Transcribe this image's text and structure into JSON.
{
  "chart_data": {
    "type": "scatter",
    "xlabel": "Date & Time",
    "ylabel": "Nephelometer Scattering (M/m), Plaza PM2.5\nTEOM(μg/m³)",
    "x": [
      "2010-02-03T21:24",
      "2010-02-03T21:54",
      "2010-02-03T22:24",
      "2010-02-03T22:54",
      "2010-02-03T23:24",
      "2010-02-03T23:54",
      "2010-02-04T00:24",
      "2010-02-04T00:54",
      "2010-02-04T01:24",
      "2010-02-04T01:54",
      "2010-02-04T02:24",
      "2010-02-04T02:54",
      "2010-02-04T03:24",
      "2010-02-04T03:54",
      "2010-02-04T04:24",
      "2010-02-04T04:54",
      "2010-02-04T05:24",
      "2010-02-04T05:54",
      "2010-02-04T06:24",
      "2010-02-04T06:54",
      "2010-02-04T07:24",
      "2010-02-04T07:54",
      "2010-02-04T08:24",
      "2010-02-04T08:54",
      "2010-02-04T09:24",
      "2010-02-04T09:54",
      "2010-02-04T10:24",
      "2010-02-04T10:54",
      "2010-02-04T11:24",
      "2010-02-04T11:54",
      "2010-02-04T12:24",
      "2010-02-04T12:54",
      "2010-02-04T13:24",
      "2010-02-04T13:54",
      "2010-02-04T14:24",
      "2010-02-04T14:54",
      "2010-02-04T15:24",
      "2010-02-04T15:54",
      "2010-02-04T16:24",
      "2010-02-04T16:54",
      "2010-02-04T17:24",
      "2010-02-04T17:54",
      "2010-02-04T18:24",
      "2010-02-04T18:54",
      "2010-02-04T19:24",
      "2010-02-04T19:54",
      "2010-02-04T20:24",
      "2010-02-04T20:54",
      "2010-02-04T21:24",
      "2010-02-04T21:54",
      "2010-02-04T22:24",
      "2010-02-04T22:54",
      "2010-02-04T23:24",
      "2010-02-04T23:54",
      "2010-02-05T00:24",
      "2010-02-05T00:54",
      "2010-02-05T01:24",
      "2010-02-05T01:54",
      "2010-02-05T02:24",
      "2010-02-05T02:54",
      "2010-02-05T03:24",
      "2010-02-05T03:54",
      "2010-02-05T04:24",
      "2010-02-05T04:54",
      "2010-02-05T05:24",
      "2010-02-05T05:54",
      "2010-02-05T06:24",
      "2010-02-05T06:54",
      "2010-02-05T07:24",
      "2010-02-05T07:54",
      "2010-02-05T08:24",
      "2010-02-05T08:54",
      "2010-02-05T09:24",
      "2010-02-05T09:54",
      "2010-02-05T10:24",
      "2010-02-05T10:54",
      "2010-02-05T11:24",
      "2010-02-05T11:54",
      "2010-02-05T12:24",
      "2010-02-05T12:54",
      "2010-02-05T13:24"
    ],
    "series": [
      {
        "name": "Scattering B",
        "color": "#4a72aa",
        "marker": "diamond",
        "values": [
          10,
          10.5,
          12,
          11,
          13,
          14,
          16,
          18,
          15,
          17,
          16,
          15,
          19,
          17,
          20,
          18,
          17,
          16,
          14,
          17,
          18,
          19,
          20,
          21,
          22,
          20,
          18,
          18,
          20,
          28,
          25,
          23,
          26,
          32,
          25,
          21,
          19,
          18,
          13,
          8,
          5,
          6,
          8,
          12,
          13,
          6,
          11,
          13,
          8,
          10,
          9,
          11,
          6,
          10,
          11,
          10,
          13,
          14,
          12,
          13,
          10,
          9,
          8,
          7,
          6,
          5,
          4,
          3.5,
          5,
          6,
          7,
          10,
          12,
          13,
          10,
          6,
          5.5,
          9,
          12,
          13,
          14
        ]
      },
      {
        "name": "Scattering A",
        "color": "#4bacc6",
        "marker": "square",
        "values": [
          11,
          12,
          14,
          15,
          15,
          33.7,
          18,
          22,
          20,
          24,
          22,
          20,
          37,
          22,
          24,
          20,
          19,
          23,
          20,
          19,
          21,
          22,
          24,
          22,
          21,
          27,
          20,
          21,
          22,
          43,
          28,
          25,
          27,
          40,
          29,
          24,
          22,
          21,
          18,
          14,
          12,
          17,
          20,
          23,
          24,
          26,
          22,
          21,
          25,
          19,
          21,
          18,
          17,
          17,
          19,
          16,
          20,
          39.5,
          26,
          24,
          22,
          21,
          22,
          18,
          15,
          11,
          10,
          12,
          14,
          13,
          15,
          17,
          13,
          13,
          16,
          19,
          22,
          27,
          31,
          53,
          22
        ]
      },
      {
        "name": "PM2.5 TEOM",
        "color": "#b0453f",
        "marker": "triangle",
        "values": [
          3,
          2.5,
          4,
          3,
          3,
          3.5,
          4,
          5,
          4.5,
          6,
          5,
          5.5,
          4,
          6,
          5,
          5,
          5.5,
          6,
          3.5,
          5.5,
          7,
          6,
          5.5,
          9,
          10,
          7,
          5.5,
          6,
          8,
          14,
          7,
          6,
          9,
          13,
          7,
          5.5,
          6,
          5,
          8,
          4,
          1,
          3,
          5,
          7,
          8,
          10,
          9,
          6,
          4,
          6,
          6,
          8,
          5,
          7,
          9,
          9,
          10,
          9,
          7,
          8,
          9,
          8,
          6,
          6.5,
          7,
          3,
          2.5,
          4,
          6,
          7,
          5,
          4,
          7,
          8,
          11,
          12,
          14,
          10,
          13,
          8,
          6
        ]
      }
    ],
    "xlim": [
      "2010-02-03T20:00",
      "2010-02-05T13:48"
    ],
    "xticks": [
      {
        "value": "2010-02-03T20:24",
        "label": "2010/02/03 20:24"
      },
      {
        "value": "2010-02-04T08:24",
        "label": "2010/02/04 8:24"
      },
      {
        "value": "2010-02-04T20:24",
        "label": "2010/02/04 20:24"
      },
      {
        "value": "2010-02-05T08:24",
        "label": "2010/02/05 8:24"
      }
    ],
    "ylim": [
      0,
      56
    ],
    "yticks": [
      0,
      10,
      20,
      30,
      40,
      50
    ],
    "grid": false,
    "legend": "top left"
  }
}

- Challenge -
Above are the records. Identify each line that contains the word "marker".

- Solution to this exercise -
        "marker": "diamond",
        "marker": "square",
        "marker": "triangle",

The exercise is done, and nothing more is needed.